Provided data ::
%%
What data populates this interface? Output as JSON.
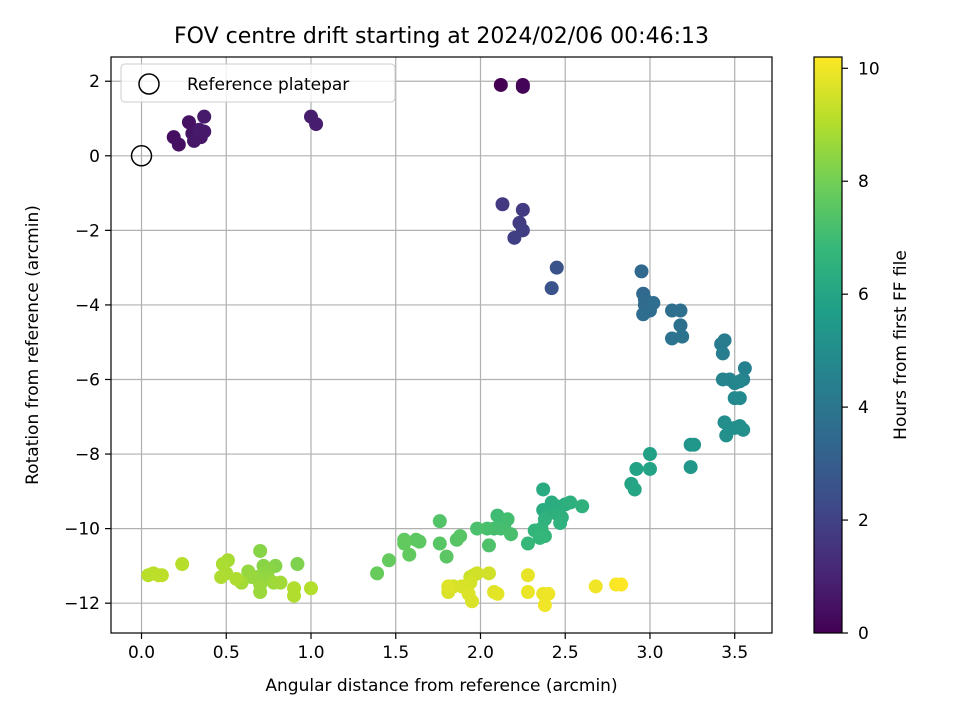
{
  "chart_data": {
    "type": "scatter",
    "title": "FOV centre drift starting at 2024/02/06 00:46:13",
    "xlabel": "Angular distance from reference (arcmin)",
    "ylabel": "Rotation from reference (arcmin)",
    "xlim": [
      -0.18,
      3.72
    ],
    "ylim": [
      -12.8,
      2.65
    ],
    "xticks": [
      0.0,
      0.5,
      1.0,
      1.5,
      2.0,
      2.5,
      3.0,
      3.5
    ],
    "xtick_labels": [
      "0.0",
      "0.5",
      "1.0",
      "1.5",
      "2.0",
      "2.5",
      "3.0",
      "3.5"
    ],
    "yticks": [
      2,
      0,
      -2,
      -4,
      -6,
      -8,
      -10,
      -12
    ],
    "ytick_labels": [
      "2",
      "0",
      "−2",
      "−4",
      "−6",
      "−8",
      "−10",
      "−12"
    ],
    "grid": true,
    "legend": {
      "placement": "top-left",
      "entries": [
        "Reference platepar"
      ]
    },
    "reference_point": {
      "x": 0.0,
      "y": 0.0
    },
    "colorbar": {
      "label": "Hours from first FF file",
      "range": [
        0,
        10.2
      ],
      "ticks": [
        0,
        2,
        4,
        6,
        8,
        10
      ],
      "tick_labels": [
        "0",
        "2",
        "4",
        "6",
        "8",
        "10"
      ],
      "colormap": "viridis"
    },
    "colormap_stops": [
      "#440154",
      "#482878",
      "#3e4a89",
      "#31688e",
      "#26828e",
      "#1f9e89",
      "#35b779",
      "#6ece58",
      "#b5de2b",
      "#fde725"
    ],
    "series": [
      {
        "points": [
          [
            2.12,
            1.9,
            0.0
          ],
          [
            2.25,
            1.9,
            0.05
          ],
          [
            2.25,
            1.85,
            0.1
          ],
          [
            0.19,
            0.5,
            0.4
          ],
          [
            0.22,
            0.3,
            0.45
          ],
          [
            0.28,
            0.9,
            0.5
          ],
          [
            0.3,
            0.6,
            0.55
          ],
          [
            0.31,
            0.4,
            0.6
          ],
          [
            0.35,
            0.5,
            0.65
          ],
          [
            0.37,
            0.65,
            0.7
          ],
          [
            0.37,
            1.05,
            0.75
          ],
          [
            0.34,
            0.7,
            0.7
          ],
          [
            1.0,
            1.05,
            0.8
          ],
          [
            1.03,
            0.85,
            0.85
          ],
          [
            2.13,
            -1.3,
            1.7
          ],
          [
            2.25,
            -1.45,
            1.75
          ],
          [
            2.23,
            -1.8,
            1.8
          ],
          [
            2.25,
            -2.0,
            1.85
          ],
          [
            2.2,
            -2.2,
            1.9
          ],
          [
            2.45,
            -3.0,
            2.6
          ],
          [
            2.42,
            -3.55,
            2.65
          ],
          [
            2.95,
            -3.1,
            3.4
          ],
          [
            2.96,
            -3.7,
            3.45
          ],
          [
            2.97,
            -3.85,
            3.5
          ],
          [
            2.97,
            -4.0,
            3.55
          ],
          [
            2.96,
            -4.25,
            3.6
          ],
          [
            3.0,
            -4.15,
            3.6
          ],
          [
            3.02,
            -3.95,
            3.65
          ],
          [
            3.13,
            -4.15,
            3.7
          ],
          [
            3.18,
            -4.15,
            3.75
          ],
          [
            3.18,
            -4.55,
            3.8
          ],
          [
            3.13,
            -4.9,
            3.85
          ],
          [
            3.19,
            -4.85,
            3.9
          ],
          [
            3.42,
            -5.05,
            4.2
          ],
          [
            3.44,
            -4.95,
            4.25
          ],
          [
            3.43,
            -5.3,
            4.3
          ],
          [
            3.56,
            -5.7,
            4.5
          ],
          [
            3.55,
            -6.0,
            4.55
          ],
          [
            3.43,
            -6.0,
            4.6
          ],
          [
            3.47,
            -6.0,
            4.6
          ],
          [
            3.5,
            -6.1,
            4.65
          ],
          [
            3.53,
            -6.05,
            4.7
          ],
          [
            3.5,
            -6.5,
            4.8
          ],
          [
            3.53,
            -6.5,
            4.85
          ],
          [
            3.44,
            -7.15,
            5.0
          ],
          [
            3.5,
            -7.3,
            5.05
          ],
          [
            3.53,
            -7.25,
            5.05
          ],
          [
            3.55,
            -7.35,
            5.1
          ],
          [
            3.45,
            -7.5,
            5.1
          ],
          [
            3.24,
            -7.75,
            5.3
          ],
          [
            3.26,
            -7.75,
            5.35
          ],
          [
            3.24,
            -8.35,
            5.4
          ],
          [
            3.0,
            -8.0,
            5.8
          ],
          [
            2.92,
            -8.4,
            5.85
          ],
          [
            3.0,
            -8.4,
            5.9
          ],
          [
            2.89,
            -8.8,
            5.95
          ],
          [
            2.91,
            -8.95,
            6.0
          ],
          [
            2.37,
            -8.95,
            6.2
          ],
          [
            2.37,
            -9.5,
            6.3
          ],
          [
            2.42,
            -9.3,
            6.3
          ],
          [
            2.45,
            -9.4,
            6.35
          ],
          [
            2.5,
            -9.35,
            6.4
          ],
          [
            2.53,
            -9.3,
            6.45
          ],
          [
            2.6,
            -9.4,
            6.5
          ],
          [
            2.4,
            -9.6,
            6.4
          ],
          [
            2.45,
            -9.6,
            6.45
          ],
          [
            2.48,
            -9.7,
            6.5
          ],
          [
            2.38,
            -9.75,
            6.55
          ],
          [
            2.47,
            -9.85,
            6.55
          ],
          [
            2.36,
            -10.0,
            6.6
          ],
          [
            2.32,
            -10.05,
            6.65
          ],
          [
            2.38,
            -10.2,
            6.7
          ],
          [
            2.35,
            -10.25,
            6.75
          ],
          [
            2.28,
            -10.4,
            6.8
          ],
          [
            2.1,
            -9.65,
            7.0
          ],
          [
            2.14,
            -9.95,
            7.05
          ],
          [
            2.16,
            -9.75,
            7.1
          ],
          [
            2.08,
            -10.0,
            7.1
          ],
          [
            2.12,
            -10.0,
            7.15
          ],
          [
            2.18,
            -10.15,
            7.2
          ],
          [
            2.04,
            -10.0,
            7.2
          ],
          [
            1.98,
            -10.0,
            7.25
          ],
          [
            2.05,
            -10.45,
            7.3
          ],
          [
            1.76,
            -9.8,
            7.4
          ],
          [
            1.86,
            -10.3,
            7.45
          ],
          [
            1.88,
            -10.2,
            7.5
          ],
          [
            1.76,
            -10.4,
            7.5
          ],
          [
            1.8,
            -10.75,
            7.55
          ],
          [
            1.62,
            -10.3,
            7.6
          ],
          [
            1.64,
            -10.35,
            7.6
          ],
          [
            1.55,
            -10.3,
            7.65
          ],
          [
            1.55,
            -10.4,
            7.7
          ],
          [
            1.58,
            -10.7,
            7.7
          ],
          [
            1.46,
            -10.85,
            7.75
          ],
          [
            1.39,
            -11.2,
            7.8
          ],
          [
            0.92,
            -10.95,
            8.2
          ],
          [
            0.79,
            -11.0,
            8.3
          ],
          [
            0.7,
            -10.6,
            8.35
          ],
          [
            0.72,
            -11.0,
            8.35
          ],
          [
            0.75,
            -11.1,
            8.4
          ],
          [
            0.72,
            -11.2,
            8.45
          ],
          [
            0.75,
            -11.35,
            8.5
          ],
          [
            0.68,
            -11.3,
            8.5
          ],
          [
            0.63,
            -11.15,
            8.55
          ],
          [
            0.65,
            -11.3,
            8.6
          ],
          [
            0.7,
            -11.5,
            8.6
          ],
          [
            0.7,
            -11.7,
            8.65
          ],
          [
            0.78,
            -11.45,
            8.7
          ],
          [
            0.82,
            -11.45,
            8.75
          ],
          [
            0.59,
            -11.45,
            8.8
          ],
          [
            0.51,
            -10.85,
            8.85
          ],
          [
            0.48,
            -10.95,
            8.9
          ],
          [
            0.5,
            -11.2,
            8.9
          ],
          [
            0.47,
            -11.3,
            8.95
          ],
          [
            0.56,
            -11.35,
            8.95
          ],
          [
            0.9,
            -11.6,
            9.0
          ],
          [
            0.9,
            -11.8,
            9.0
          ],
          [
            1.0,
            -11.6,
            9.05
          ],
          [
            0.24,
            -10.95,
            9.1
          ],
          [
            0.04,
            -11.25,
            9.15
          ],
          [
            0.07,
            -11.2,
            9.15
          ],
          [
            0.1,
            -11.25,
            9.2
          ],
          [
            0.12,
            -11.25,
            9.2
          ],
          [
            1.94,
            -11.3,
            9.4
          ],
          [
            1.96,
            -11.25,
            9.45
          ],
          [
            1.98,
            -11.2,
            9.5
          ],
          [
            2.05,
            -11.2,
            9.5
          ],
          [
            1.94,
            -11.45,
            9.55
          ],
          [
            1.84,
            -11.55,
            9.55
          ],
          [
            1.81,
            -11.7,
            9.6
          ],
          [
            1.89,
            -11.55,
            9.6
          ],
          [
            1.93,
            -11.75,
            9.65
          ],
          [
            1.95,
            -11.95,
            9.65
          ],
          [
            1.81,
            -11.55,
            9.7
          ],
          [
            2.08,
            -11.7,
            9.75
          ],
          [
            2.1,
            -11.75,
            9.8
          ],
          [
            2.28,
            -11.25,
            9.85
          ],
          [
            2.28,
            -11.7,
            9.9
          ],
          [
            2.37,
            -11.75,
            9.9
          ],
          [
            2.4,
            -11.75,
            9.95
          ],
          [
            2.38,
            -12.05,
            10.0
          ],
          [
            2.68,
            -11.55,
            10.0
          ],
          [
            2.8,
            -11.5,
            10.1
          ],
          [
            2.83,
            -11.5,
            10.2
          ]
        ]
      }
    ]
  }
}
%%
%%
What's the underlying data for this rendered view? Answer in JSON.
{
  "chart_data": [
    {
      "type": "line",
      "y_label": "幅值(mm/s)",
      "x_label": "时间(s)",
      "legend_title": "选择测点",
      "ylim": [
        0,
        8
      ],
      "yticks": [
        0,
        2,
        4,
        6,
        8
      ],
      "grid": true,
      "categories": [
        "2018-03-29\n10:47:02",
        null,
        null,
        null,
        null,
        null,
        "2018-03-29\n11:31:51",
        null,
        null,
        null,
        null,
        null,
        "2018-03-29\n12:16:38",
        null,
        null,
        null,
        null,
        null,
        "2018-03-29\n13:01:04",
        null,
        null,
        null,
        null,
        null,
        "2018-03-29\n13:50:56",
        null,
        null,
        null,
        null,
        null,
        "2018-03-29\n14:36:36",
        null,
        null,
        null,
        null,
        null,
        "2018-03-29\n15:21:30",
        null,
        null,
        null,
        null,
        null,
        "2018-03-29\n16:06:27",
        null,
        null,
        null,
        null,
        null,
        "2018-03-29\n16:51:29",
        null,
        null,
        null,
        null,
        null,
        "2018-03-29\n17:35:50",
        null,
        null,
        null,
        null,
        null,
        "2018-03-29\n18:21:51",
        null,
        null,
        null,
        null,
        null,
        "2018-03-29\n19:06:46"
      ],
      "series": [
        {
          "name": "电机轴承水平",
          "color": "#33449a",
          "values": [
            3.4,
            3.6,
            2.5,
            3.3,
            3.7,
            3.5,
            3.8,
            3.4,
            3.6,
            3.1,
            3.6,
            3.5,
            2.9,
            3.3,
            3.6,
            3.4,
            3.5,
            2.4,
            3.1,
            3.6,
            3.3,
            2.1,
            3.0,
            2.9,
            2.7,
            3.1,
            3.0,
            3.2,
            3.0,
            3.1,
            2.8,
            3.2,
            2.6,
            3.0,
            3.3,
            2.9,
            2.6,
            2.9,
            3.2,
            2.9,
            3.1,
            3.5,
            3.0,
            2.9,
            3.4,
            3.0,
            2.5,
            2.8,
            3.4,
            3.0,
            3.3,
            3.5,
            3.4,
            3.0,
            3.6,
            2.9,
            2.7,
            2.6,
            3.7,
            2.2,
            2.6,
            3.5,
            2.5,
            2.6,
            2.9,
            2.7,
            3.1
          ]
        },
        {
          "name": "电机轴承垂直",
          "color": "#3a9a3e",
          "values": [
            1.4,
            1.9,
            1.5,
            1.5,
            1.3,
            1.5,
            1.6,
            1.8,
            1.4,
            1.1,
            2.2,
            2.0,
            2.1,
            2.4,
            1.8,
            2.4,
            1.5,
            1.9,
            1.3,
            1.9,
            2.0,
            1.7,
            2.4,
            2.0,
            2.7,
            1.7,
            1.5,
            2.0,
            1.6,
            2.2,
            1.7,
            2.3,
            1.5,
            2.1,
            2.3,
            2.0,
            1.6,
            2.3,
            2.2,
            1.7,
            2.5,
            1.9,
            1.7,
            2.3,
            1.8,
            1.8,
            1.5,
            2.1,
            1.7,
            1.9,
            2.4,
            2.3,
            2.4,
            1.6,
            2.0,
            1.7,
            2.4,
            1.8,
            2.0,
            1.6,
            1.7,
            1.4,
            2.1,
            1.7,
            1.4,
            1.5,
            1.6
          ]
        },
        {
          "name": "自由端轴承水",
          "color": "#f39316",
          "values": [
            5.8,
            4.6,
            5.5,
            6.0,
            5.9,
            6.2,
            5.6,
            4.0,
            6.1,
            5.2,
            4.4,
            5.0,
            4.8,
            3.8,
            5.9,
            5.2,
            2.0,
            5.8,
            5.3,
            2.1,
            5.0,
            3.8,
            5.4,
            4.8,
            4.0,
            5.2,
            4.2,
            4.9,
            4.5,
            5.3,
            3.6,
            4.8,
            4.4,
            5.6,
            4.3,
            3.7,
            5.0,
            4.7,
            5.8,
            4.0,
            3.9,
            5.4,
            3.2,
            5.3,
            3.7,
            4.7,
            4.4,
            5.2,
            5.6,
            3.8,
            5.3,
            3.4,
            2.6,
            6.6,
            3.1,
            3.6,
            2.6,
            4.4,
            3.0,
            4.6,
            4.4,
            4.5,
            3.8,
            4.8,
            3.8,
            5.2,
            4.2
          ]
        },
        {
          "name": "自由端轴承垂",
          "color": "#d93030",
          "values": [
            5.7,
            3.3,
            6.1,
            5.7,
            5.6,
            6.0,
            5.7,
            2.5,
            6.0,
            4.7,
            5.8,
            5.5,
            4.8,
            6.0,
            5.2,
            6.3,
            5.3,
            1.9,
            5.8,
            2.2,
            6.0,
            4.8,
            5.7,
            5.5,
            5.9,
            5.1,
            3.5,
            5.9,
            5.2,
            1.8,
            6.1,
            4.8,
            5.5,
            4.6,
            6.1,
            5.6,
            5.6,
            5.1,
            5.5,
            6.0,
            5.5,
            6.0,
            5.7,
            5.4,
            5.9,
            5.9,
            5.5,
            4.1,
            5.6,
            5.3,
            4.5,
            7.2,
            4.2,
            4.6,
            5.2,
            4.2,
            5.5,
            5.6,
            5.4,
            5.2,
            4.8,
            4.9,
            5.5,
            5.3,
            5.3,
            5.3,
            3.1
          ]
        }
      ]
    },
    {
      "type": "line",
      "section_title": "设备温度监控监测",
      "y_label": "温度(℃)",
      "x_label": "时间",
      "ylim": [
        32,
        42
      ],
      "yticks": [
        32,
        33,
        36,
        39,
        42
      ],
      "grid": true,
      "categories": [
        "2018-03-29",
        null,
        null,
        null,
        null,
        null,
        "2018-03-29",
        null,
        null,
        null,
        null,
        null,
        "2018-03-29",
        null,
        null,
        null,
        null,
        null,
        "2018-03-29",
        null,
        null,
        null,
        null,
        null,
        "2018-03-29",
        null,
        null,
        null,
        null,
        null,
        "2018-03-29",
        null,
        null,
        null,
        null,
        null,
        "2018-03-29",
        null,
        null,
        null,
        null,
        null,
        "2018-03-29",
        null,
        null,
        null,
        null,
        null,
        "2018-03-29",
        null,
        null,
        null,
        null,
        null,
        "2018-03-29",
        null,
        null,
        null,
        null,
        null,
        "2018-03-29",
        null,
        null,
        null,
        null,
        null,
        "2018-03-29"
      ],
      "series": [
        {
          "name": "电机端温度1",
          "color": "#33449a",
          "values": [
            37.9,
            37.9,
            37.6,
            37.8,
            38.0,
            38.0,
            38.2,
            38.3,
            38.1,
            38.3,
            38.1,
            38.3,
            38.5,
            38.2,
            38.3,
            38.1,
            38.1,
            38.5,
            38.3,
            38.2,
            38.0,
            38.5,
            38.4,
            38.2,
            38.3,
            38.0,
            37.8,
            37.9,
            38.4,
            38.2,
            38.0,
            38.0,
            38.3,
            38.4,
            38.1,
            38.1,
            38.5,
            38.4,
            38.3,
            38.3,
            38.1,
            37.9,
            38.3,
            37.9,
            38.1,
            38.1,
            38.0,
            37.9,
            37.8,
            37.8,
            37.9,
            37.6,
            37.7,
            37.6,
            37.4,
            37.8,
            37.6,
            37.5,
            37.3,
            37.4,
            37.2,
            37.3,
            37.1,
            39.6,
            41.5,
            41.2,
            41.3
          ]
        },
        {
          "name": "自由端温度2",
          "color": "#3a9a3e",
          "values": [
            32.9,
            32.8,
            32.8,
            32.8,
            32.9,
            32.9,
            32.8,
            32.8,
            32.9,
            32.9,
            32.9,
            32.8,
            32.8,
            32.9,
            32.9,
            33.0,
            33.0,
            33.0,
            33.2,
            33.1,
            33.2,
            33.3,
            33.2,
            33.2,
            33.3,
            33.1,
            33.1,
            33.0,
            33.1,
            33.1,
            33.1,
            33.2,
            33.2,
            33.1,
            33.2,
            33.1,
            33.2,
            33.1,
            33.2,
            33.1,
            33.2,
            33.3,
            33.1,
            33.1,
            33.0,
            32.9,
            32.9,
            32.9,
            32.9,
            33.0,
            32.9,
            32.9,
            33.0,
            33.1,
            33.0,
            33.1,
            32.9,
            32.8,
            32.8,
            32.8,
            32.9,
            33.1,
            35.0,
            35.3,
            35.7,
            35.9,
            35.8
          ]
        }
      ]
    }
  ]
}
%%
Where a line above holds the string "JSON", show that line.

What data populates this interface? Output as JSON.
What's the underlying data for this rendered view? Answer in JSON.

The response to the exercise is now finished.